### BRANO ESTRATTO
⟨

I pm della Repubblica hanno ricostruito le dinamiche che caratterizzano la detenzione di Giulio Regeni, le torture che il giovane ricercatore italiano ha subito dalla National Security egiziana dal 25 gennaio al 3 febbraio 2016, quando il suo cadavere fu ritrovato nel tratto stradale che collega Il Cairo e Alessandria. Grazie alle indagini gli investigatori italiani sono riusciti a scoprire che il ricercatore dell’Oxford University fu torturato e seviziato con oggetti roventi, lame, pugni e calci. La procura capitolina ha decretato 4 avvisi di chiusura delle indagini per 4 membri dei servizi segreti egiziani, mentre per il quinto è stata decisa l’archiviazione.

Sequestro di persona pluriaggravato, concorso in omicidio aggravato e concorso in lesioni personali aggravate: accuse pesanti quelle imputate ai presunti colpevoli. I magistrati italiani hanno inoltre evidenziato come le ragioni dell’arresto di Regeni fossero futili e prive di fondamenta. Ciò sfortunatamente non gli ha evitato torture così spietate, che secondo le fonti investigative italiane avrebbero portato alle perdita di organi e lesioni traumatiche cervico dorsale.

Dopo gli ultimi processi le accuse sono ricadute anche sul generale Tariq Sabir, ma anche su Athar Kamel Mohamed Ibrahim, Uhsam Helmi, e su Magdi Ibrahim Abdelal Sharif. Quest’ultimo sarebbe il carceriere e boia del nostro compatriota, che abusando del potere di maggiore dell’esercito egiziano ha volontariamente e autonomamente torturato Giulio Regeni fino a portarlo ad un’insufficienza respiratoria centrale, rivelatasi poi causa della morte. L’assassino, secondo i magistrati, non ha agito seguendo ordini di organizzazioni governative ed è stato aiutato da persone rimaste tutt’oggi ignote.

Queste informazioni sono state scoperte grazie all’aiuto di 5 testimoni, uno dei quali afferma di aver visto Regeni ammanettato a terra con segni evidenti di torture nella sala 13 dell’edificio della National Security. Un secondo testimone ha spiegato di avere visto il ricercatore presso la caserma di Dokki, tra le ore 20 e le ore 21 del 25 gennaio. Secondo la ricostruzione Regeni una volta arrivato avrebbe chiesto alla polizia di parlare con un legale. Sempre seguendo la seconda testimonianza la vittima sarebbe stata scortata da 4 uomini vestiti da civili per poi essere bendata e trasportata in macchina in un posto chiamato Lazoughly.

⟩

(Dati sulle coordinate di impaginazione)
⟨

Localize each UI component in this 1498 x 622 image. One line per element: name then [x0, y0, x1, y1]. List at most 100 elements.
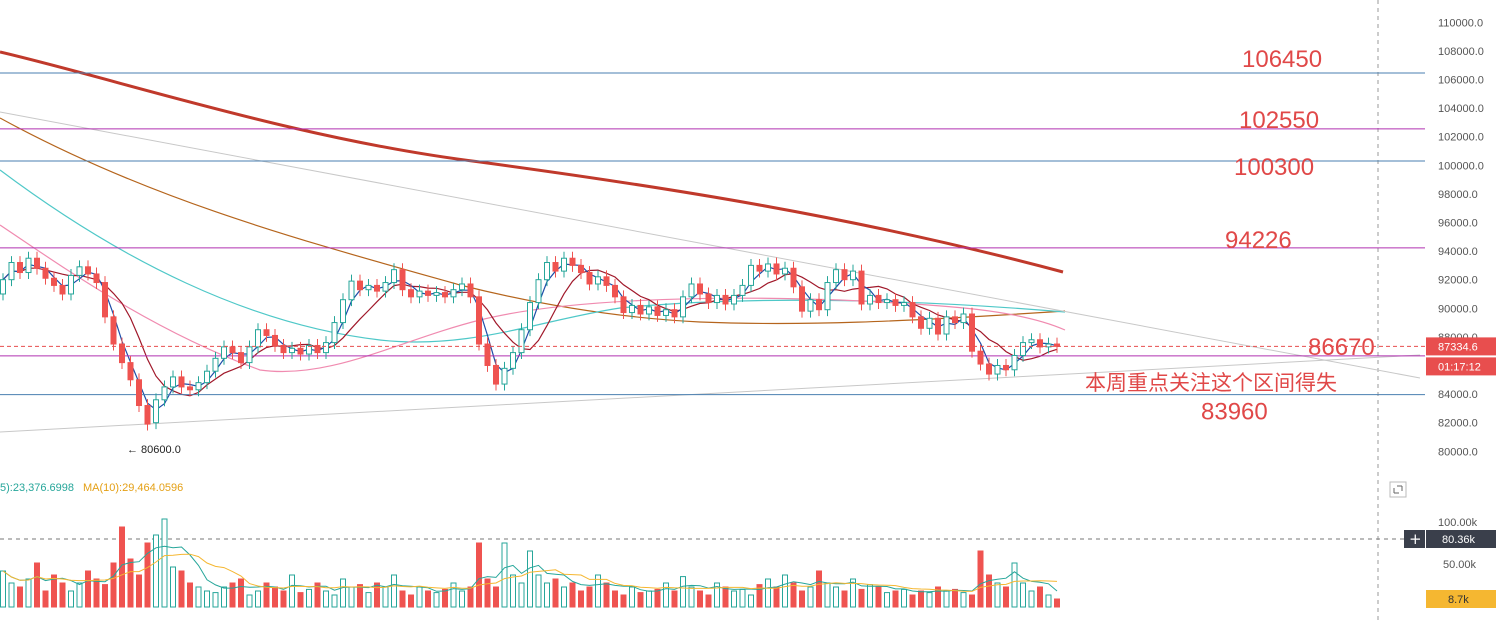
volume-bar	[918, 590, 924, 608]
volume-bar	[960, 592, 967, 608]
candle-down	[569, 257, 576, 266]
candle-up	[450, 289, 457, 298]
candle-down	[442, 292, 448, 298]
level-label-94226: 94226	[1225, 227, 1292, 254]
volume-bar	[773, 586, 780, 608]
volume-bar	[306, 588, 312, 608]
level-label-83960: 83960	[1201, 399, 1268, 426]
volume-bar	[493, 586, 499, 608]
candle-down	[51, 277, 57, 286]
volume-bar	[297, 592, 304, 608]
candle-up	[391, 269, 397, 284]
volume-bar	[263, 582, 270, 608]
volume-bar	[484, 578, 491, 608]
volume-crosshair-badge	[1426, 530, 1496, 548]
price-axis-tick: 108000.0	[1438, 46, 1484, 58]
level-label-106450: 106450	[1242, 46, 1322, 73]
candle-up	[1011, 354, 1018, 371]
candle-up	[527, 302, 533, 331]
volume-bar	[561, 586, 567, 608]
volume-bar	[926, 592, 933, 608]
candle-down	[42, 267, 49, 279]
volume-ma10-label: MA(10):29,464.0596	[83, 482, 183, 494]
expand-icon[interactable]	[1389, 481, 1407, 498]
candle-down	[790, 267, 797, 288]
price-axis: 110000.0 108000.0 106000.0 104000.0 102000.0…	[1438, 17, 1484, 458]
volume-bar	[331, 594, 338, 608]
volume-bar	[416, 586, 423, 608]
candle-down	[697, 283, 703, 295]
ma-long-line	[0, 50, 1064, 274]
volume-bar	[722, 586, 729, 608]
candle-up	[629, 304, 635, 314]
volume-bar	[450, 582, 457, 608]
volume-crosshair-plus-box[interactable]	[1404, 530, 1425, 548]
volume-bar	[476, 542, 482, 608]
candle-up	[212, 357, 219, 372]
candle-up	[807, 299, 814, 312]
candles	[0, 251, 1060, 431]
candle-up	[960, 313, 967, 324]
volume-bar	[867, 584, 873, 608]
candle-down	[952, 316, 958, 324]
candle-down	[892, 299, 899, 306]
volume-bar	[280, 590, 287, 608]
candle-down	[493, 364, 499, 385]
volume-bar	[612, 590, 618, 608]
candle-up	[850, 270, 856, 281]
candle-down	[841, 269, 848, 281]
volume-bar	[195, 586, 202, 608]
volume-bar	[892, 590, 899, 608]
volume-bar	[272, 586, 278, 608]
candle-down	[935, 317, 941, 335]
candle-down	[17, 262, 23, 274]
volume-bar	[527, 550, 533, 608]
volume-bar	[221, 586, 227, 608]
volume-bar	[518, 582, 525, 608]
volume-bar	[229, 582, 236, 608]
candle-up	[561, 257, 567, 272]
volume-ma10-line	[2, 553, 1058, 592]
volume-bar	[1054, 598, 1060, 608]
candle-down	[986, 363, 992, 375]
candle-down	[272, 334, 278, 346]
candle-up	[901, 302, 907, 306]
last-price-label: 87334.6	[1438, 341, 1478, 353]
candle-up	[153, 399, 159, 424]
volume-bar	[697, 590, 703, 608]
candle-down	[229, 346, 236, 354]
volume-bar	[595, 574, 601, 608]
candle-up	[289, 347, 295, 354]
candle-down	[187, 386, 193, 391]
volume-bar	[833, 586, 839, 608]
volume-bar	[323, 590, 329, 608]
candle-down	[119, 343, 125, 364]
volume-bar	[425, 590, 431, 608]
candle-down	[314, 344, 321, 354]
volume-bar	[255, 590, 261, 608]
candle-up	[25, 257, 32, 274]
volume-bar	[85, 570, 91, 608]
ma-short-blue-line	[2, 263, 1058, 411]
candle-down	[110, 316, 117, 345]
volume-bar	[1003, 586, 1009, 608]
volume-bar	[51, 574, 57, 608]
volume-bar	[603, 582, 610, 608]
volume-bar	[1011, 562, 1018, 608]
volume-bar	[714, 582, 720, 608]
price-axis-tick: 106000.0	[1438, 74, 1484, 86]
volume-bar	[969, 594, 975, 608]
volume-bar	[340, 578, 346, 608]
volume-crosshair-plus[interactable]: +	[1409, 530, 1422, 548]
candle-up	[688, 283, 695, 298]
volume-bar	[782, 574, 788, 608]
price-axis-tick: 94000.0	[1438, 246, 1478, 258]
candle-up	[221, 346, 227, 359]
candle-up	[867, 294, 873, 305]
candle-up	[714, 294, 720, 304]
candle-up	[204, 370, 210, 384]
candle-down	[977, 350, 984, 365]
candle-up	[926, 317, 933, 329]
candle-up	[663, 309, 669, 316]
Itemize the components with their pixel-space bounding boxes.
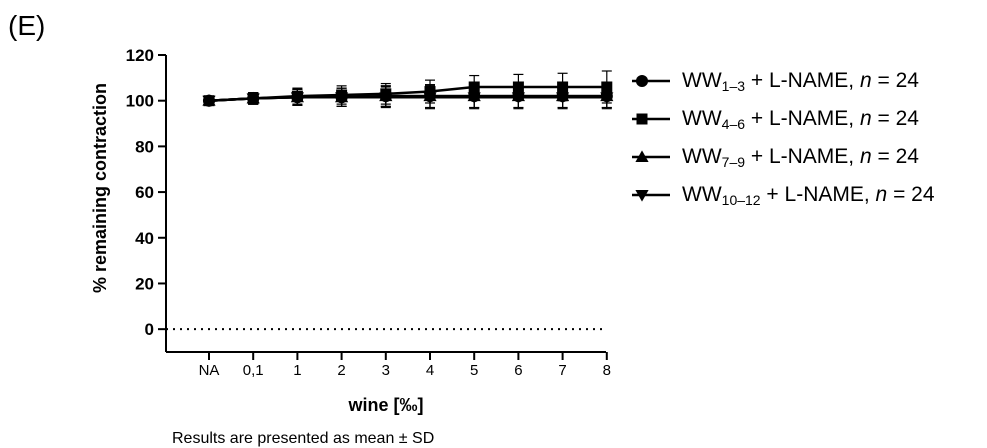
series-triangle-down — [202, 85, 614, 110]
marker-triangle-down — [556, 92, 570, 104]
marker-triangle-down — [379, 92, 393, 104]
x-tick-label: 0,1 — [243, 362, 264, 379]
y-axis: 0 20 40 60 80 100 120 — [126, 46, 167, 352]
marker-triangle-up — [635, 150, 649, 162]
legend-item: WW10–12 + L-NAME, n = 24 — [630, 176, 935, 214]
legend-item: WW1–3 + L-NAME, n = 24 — [630, 62, 935, 100]
series-square — [203, 70, 613, 107]
legend: WW1–3 + L-NAME, n = 24 WW4–6 + L-NAME, n… — [630, 62, 935, 214]
y-tick-label: 0 — [145, 320, 154, 339]
marker-triangle-down — [511, 92, 525, 104]
series-line — [208, 96, 607, 102]
marker-triangle-down — [290, 92, 304, 104]
panel-label: (E) — [8, 10, 46, 41]
x-tick-label: 3 — [382, 362, 390, 379]
x-axis: NA 0,1 1 2 3 4 5 6 7 8 — [166, 351, 611, 379]
x-tick-label: NA — [199, 362, 220, 379]
legend-marker-triangle-up-icon — [632, 150, 670, 162]
series-layer — [202, 70, 614, 110]
marker-triangle-down — [635, 190, 649, 202]
legend-label: WW4–6 + L-NAME, n = 24 — [682, 106, 919, 132]
y-axis-title: % remaining contraction — [90, 83, 110, 293]
y-tick-label: 40 — [135, 229, 154, 248]
y-tick-label: 20 — [135, 274, 154, 293]
marker-triangle-down — [423, 92, 437, 104]
x-tick-label: 6 — [514, 362, 522, 379]
legend-marker-triangle-down-icon — [632, 190, 670, 202]
marker-triangle-down — [202, 95, 216, 108]
legend-marker-square-icon — [632, 113, 670, 125]
legend-marker-circle-icon — [632, 74, 670, 88]
y-tick-label: 100 — [126, 92, 154, 111]
legend-label: WW7–9 + L-NAME, n = 24 — [682, 144, 919, 170]
legend-item: WW7–9 + L-NAME, n = 24 — [630, 138, 935, 176]
marker-triangle-down — [467, 92, 481, 104]
marker-triangle-down — [246, 93, 260, 106]
footnote: Results are presented as mean ± SD — [172, 430, 435, 447]
marker-triangle-down — [600, 92, 614, 104]
marker-triangle-down — [335, 92, 349, 104]
y-tick-label: 60 — [135, 183, 154, 202]
x-tick-label: 8 — [603, 362, 611, 379]
y-tick-label: 120 — [126, 46, 154, 65]
x-tick-label: 5 — [470, 362, 478, 379]
legend-label: WW10–12 + L-NAME, n = 24 — [682, 182, 935, 208]
x-axis-title: wine [‰] — [348, 395, 424, 415]
legend-label: WW1–3 + L-NAME, n = 24 — [682, 68, 919, 94]
marker-square — [636, 113, 648, 125]
legend-item: WW4–6 + L-NAME, n = 24 — [630, 100, 935, 138]
marker-circle — [635, 74, 649, 88]
y-tick-label: 80 — [135, 137, 154, 156]
x-tick-label: 2 — [337, 362, 345, 379]
x-tick-label: 4 — [426, 362, 434, 379]
x-tick-label: 1 — [293, 362, 301, 379]
x-tick-label: 7 — [558, 362, 566, 379]
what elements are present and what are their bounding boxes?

⟩

### COMPITO DA SVOLGERE
Per favore, riporta fedelmente un passo del testo sul caso Regeni, cominciando dalle parole "Sequestro di persona" e fermandoti dopo "traumatiche cervico dorsale.".

### COMPITO SVOLTO
Sequestro di persona pluriaggravato, concorso in omicidio aggravato e concorso in lesioni personali aggravate: accuse pesanti quelle imputate ai presunti colpevoli. I magistrati italiani hanno inoltre evidenziato come le ragioni dell’arresto di Regeni fossero futili e prive di fondamenta. Ciò sfortunatamente non gli ha evitato torture così spietate, che secondo le fonti investigative italiane avrebbero portato alle perdita di organi e lesioni traumatiche cervico dorsale.